** BEGIN TASK DATA **

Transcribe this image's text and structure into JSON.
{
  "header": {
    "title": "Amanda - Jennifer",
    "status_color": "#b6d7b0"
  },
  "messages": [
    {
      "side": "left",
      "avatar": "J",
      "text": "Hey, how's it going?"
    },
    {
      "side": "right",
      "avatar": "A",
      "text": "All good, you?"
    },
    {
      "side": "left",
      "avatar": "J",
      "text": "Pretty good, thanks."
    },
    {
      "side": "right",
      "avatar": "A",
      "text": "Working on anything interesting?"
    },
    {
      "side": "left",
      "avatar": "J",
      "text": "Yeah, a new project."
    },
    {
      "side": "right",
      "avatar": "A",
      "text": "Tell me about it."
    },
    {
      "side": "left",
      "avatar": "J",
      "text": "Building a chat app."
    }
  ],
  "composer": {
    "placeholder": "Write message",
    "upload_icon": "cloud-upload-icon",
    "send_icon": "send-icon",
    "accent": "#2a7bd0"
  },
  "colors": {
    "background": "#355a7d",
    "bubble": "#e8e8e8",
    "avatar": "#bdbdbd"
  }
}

** END TASK DATA **

▶ _SET EXERCISE_:
Output the records above in their entirety, exactly.

▶ _ANSWER BELOW_:
Transcribe this image's text and structure into JSON.
{
  "header": {
    "title": "Amanda - Jennifer",
    "status_color": "#b6d7b0"
  },
  "messages": [
    {
      "side": "left",
      "avatar": "J",
      "text": "Hey, how's it going?"
    },
    {
      "side": "right",
      "avatar": "A",
      "text": "All good, you?"
    },
    {
      "side": "left",
      "avatar": "J",
      "text": "Pretty good, thanks."
    },
    {
      "side": "right",
      "avatar": "A",
      "text": "Working on anything interesting?"
    },
    {
      "side": "left",
      "avatar": "J",
      "text": "Yeah, a new project."
    },
    {
      "side": "right",
      "avatar": "A",
      "text": "Tell me about it."
    },
    {
      "side": "left",
      "avatar": "J",
      "text": "Building a chat app."
    }
  ],
  "composer": {
    "placeholder": "Write message",
    "upload_icon": "cloud-upload-icon",
    "send_icon": "send-icon",
    "accent": "#2a7bd0"
  },
  "colors": {
    "background": "#355a7d",
    "bubble": "#e8e8e8",
    "avatar": "#bdbdbd"
  }
}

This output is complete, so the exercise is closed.